#### Given exercise:
Pictures in the records should not be copied, but every other part must be repeated exactly.

──────────────────────────────

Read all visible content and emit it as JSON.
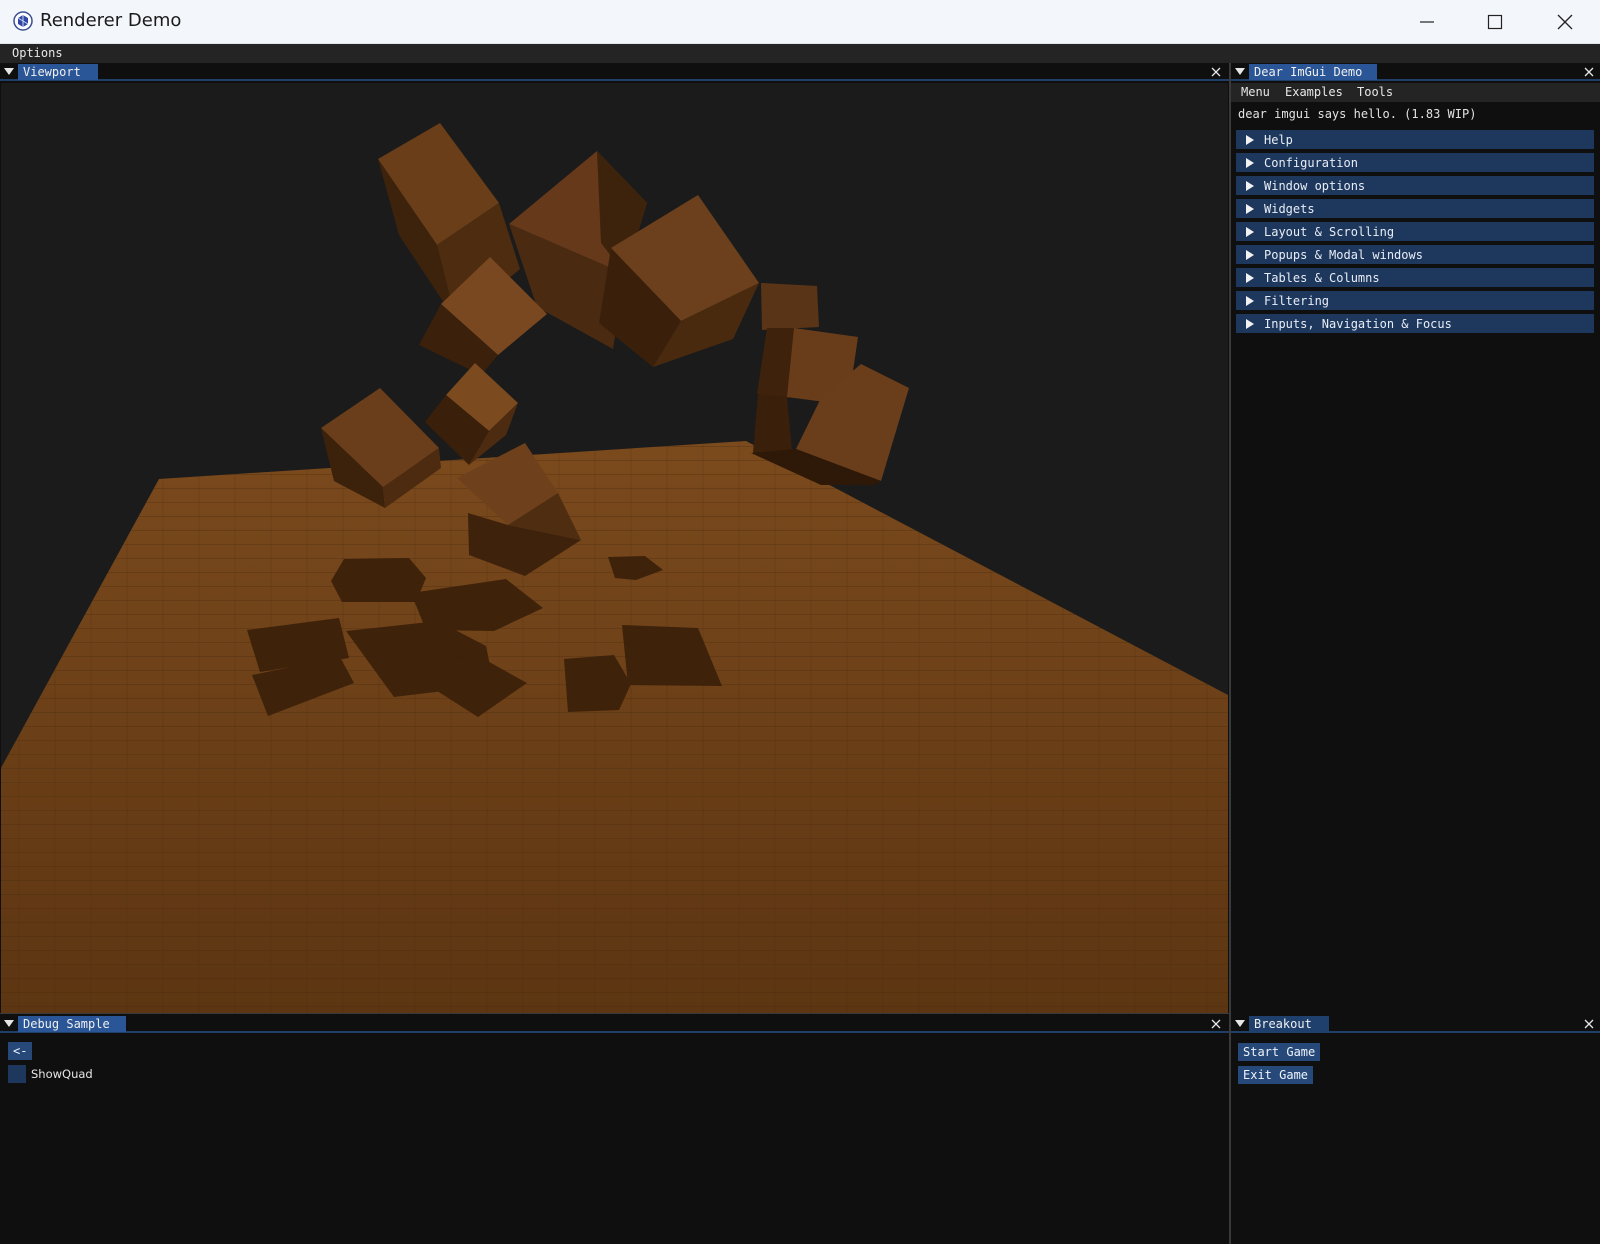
{
  "window": {
    "title": "Renderer Demo",
    "icon": "app-logo-icon",
    "controls": [
      "minimize-icon",
      "maximize-icon",
      "close-icon"
    ]
  },
  "menubar": {
    "items": [
      "Options"
    ]
  },
  "viewport": {
    "tab_label": "Viewport",
    "scene": {
      "background": "#1b1b1b",
      "floor_color": "#6b3f17",
      "cube_color": "#5a3416"
    }
  },
  "imgui_demo": {
    "tab_label": "Dear ImGui Demo",
    "menu": [
      "Menu",
      "Examples",
      "Tools"
    ],
    "hello_text": "dear imgui says hello. (1.83 WIP)",
    "sections": [
      "Help",
      "Configuration",
      "Window options",
      "Widgets",
      "Layout & Scrolling",
      "Popups & Modal windows",
      "Tables & Columns",
      "Filtering",
      "Inputs, Navigation & Focus"
    ]
  },
  "debug_sample": {
    "tab_label": "Debug Sample",
    "back_button": "<-",
    "checkbox_label": "ShowQuad",
    "checkbox_checked": false
  },
  "breakout": {
    "tab_label": "Breakout",
    "start_button": "Start Game",
    "exit_button": "Exit Game"
  },
  "colors": {
    "accent": "#2a5596",
    "header": "#1e375c",
    "panel": "#0f0f0f",
    "menubar": "#242424"
  }
}
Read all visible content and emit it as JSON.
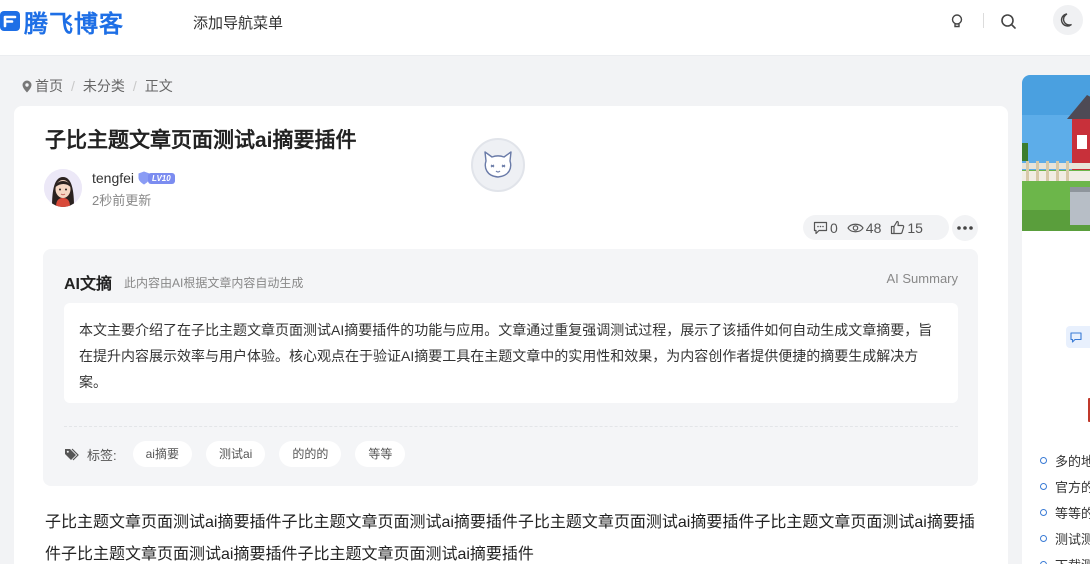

──────────────────────────────

#### Result of this exercise:
Read all visible content and emit it as JSON.
{
  "window": {
    "title": "Renderer Demo",
    "icon": "app-logo-icon",
    "controls": [
      "minimize-icon",
      "maximize-icon",
      "close-icon"
    ]
  },
  "menubar": {
    "items": [
      "Options"
    ]
  },
  "viewport": {
    "tab_label": "Viewport",
    "scene": {
      "background": "#1b1b1b",
      "floor_color": "#6b3f17",
      "cube_color": "#5a3416"
    }
  },
  "imgui_demo": {
    "tab_label": "Dear ImGui Demo",
    "menu": [
      "Menu",
      "Examples",
      "Tools"
    ],
    "hello_text": "dear imgui says hello. (1.83 WIP)",
    "sections": [
      "Help",
      "Configuration",
      "Window options",
      "Widgets",
      "Layout & Scrolling",
      "Popups & Modal windows",
      "Tables & Columns",
      "Filtering",
      "Inputs, Navigation & Focus"
    ]
  },
  "debug_sample": {
    "tab_label": "Debug Sample",
    "back_button": "<-",
    "checkbox_label": "ShowQuad",
    "checkbox_checked": false
  },
  "breakout": {
    "tab_label": "Breakout",
    "start_button": "Start Game",
    "exit_button": "Exit Game"
  },
  "colors": {
    "accent": "#2a5596",
    "header": "#1e375c",
    "panel": "#0f0f0f",
    "menubar": "#242424"
  }
}
Read all visible content and emit it as JSON.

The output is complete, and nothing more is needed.